## What you need to do:
Lines before the one containing "What text is on this page?" are excluded; retype that line and all remaining lines of the material exactly.

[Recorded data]
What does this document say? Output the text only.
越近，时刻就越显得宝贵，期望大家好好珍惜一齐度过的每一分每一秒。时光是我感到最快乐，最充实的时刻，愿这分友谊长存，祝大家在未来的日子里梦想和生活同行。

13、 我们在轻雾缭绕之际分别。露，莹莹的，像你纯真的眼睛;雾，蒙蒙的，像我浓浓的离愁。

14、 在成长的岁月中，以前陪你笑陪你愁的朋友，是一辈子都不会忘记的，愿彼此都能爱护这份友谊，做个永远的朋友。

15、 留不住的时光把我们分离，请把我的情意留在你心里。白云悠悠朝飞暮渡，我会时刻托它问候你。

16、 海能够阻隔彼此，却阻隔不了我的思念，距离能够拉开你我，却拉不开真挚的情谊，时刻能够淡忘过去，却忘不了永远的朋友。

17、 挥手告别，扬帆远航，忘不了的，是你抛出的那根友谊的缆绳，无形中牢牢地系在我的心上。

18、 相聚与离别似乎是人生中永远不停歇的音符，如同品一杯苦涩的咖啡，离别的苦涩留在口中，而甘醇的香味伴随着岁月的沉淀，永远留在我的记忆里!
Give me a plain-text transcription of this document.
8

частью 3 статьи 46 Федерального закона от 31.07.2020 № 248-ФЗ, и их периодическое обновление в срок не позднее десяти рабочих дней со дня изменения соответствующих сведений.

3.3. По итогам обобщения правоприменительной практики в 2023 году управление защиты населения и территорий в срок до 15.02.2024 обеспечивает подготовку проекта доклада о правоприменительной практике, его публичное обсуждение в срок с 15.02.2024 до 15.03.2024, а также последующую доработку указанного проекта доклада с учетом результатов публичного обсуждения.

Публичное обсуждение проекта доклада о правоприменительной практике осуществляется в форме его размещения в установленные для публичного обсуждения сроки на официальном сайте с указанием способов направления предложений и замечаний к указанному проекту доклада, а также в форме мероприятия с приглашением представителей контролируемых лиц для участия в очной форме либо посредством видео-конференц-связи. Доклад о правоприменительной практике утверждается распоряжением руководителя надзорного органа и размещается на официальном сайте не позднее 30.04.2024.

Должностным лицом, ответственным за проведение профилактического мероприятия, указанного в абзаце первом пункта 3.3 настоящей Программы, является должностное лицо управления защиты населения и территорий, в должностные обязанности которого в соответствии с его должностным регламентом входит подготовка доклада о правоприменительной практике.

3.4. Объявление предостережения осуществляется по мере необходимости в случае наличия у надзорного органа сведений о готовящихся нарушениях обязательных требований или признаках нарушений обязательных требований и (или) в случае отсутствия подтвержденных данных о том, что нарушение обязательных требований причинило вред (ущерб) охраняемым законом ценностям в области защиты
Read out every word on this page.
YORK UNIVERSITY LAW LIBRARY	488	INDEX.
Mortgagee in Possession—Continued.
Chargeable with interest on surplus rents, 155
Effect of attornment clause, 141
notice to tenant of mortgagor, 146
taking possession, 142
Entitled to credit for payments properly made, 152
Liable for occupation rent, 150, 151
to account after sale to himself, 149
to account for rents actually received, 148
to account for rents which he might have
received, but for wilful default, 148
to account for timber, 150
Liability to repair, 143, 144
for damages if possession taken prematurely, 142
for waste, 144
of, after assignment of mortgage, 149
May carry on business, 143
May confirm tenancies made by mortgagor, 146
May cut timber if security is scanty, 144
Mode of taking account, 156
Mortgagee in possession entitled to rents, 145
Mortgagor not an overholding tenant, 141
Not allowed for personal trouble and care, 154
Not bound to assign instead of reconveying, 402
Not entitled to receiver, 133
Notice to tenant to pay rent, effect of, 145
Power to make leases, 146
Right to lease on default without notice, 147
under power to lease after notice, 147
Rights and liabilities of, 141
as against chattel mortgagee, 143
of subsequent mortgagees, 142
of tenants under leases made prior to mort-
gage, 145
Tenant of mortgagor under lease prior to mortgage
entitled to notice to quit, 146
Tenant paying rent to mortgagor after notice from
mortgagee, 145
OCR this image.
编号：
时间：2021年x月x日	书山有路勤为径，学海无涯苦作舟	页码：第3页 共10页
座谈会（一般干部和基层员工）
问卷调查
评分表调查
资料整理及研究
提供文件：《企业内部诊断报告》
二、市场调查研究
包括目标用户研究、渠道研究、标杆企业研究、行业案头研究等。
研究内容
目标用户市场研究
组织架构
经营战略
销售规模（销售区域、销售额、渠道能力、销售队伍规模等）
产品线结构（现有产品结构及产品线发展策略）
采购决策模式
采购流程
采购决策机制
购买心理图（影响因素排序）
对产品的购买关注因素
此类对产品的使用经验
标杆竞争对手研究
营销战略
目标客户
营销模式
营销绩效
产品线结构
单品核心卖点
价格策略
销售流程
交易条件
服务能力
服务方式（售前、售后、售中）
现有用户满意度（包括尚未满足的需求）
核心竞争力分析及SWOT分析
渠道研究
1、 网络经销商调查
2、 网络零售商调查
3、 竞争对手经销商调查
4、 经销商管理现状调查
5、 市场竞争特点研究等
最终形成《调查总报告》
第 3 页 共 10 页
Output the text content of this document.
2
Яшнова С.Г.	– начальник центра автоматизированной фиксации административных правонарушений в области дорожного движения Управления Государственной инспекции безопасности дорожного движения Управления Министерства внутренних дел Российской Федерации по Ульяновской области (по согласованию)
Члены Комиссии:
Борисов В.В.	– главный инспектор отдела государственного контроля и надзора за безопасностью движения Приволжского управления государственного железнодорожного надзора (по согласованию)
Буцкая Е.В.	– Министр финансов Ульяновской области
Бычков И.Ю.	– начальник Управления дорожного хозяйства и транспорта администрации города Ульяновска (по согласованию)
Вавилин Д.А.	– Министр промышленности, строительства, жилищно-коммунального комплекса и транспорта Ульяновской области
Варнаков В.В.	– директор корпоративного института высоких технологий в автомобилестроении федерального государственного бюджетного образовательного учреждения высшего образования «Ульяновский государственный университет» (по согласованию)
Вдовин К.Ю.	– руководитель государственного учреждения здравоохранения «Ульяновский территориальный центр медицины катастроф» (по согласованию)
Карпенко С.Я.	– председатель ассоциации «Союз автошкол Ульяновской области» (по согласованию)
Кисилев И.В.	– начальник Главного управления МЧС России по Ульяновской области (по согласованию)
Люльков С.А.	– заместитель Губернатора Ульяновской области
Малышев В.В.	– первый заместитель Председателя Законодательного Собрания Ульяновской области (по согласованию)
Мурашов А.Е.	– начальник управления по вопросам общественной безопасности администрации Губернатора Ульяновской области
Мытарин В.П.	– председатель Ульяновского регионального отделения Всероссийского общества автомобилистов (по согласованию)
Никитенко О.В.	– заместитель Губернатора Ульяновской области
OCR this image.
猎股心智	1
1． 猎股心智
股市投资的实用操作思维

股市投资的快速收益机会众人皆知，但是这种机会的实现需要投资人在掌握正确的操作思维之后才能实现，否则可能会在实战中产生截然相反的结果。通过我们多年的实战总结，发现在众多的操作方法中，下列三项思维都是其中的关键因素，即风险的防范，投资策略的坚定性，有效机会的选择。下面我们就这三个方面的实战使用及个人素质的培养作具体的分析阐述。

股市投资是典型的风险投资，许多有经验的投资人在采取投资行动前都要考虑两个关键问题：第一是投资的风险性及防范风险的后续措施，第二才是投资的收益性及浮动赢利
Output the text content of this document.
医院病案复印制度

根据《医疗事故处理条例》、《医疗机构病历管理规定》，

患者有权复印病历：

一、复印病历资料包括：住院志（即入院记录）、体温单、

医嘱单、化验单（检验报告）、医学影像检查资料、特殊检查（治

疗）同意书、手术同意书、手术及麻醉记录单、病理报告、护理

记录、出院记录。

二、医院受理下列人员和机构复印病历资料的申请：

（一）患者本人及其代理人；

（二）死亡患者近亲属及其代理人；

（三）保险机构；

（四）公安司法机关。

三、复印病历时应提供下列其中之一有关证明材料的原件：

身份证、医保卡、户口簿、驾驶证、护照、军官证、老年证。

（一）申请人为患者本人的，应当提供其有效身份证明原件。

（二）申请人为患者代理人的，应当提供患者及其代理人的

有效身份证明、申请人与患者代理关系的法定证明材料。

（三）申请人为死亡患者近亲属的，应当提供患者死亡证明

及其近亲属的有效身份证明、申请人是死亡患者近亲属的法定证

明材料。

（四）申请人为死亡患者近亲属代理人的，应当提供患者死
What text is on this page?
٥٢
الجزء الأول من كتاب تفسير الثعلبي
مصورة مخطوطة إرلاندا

## Response to this exercise:
What text is on this page?
٥٢
الجزء الأول من كتاب تفسير الثعلبي
مصورة مخطوطة إرلاندا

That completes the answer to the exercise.